▶ _Task goal_:
Write out all the lines again, precisely as they stand, but without the images.

▶ _Source data_:
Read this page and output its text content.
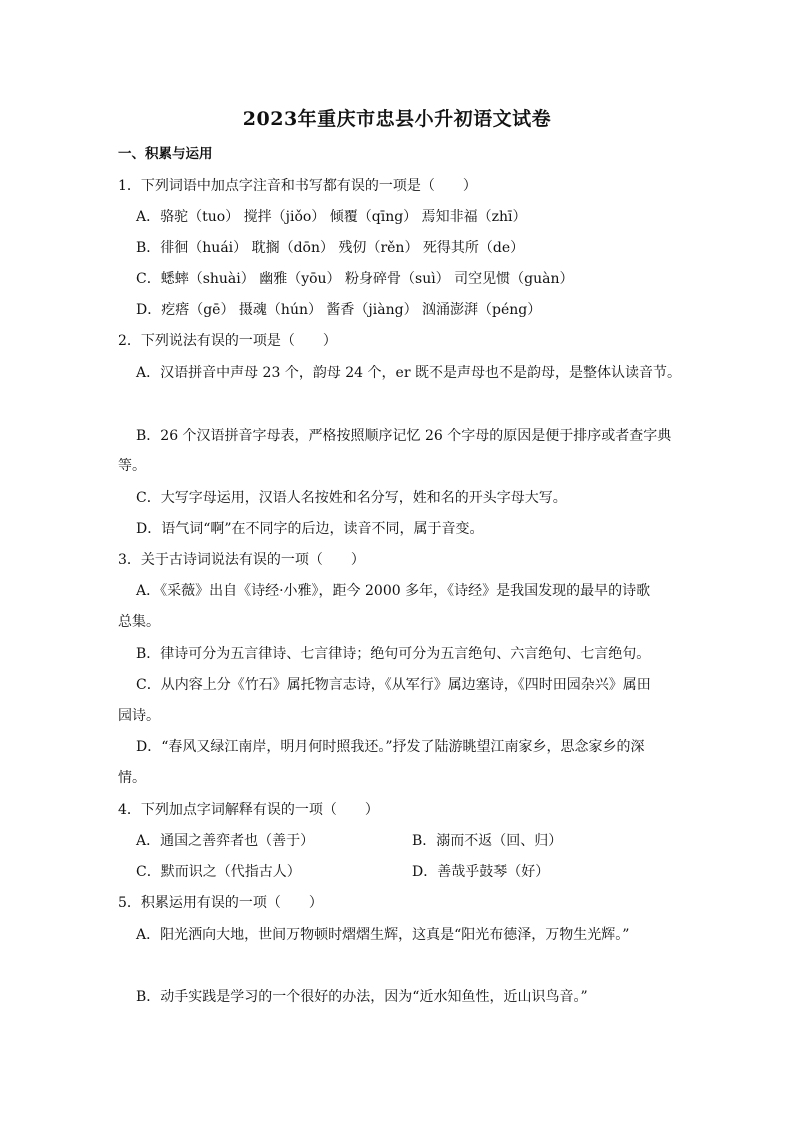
2023年重庆市忠县小升初语文试卷
一、积累与运用
1．下列词语中加点字注音和书写都有误的一项是（　　）
A．骆驼（tuo） 搅拌（jiǒo） 倾覆（qīng） 焉知非福（zhī）
B．徘徊（huái） 耽搁（dōn） 残仞（rěn） 死得其所（de）
C．蟋蟀（shuài） 幽雅（yōu） 粉身碎骨（suì） 司空见惯（guàn）
D．疙瘩（gē） 摄魂（hún） 酱香（jiàng） 汹涌澎湃（péng）
2．下列说法有误的一项是（　　）
A．汉语拼音中声母 23 个，韵母 24 个，er 既不是声母也不是韵母，是整体认读音节。
B．26 个汉语拼音字母表，严格按照顺序记忆 26 个字母的原因是便于排序或者查字典
等。
C．大写字母运用，汉语人名按姓和名分写，姓和名的开头字母大写。
D．语气词“啊”在不同字的后边，读音不同，属于音变。
3．关于古诗词说法有误的一项（　　）
A．《采薇》出自《诗经·小雅》，距今 2000 多年，《诗经》是我国发现的最早的诗歌
总集。
B．律诗可分为五言律诗、七言律诗；绝句可分为五言绝句、六言绝句、七言绝句。
C．从内容上分《竹石》属托物言志诗，《从军行》属边塞诗，《四时田园杂兴》属田
园诗。
D．“春风又绿江南岸，明月何时照我还。”抒发了陆游眺望江南家乡，思念家乡的深
情。
4．下列加点字词解释有误的一项（　　）
A．通国之善弈者也（善于）	B．溺而不返（回、归）
C．默而识之（代指古人）	D．善哉乎鼓琴（好）
5．积累运用有误的一项（　　）
A．阳光洒向大地，世间万物顿时熠熠生辉，这真是“阳光布德泽，万物生光辉。”
B．动手实践是学习的一个很好的办法，因为“近水知鱼性，近山识鸟音。”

▶ _Output below_:
Read this page and output its text content.
2023年重庆市忠县小升初语文试卷
一、积累与运用
1．下列词语中加点字注音和书写都有误的一项是（　　）
A．骆驼（tuo） 搅拌（jiǒo） 倾覆（qīng） 焉知非福（zhī）
B．徘徊（huái） 耽搁（dōn） 残仞（rěn） 死得其所（de）
C．蟋蟀（shuài） 幽雅（yōu） 粉身碎骨（suì） 司空见惯（guàn）
D．疙瘩（gē） 摄魂（hún） 酱香（jiàng） 汹涌澎湃（péng）
2．下列说法有误的一项是（　　）
A．汉语拼音中声母 23 个，韵母 24 个，er 既不是声母也不是韵母，是整体认读音节。
B．26 个汉语拼音字母表，严格按照顺序记忆 26 个字母的原因是便于排序或者查字典
等。
C．大写字母运用，汉语人名按姓和名分写，姓和名的开头字母大写。
D．语气词“啊”在不同字的后边，读音不同，属于音变。
3．关于古诗词说法有误的一项（　　）
A．《采薇》出自《诗经·小雅》，距今 2000 多年，《诗经》是我国发现的最早的诗歌
总集。
B．律诗可分为五言律诗、七言律诗；绝句可分为五言绝句、六言绝句、七言绝句。
C．从内容上分《竹石》属托物言志诗，《从军行》属边塞诗，《四时田园杂兴》属田
园诗。
D．“春风又绿江南岸，明月何时照我还。”抒发了陆游眺望江南家乡，思念家乡的深
情。
4．下列加点字词解释有误的一项（　　）
A．通国之善弈者也（善于）	B．溺而不返（回、归）
C．默而识之（代指古人）	D．善哉乎鼓琴（好）
5．积累运用有误的一项（　　）
A．阳光洒向大地，世间万物顿时熠熠生辉，这真是“阳光布德泽，万物生光辉。”
B．动手实践是学习的一个很好的办法，因为“近水知鱼性，近山识鸟音。”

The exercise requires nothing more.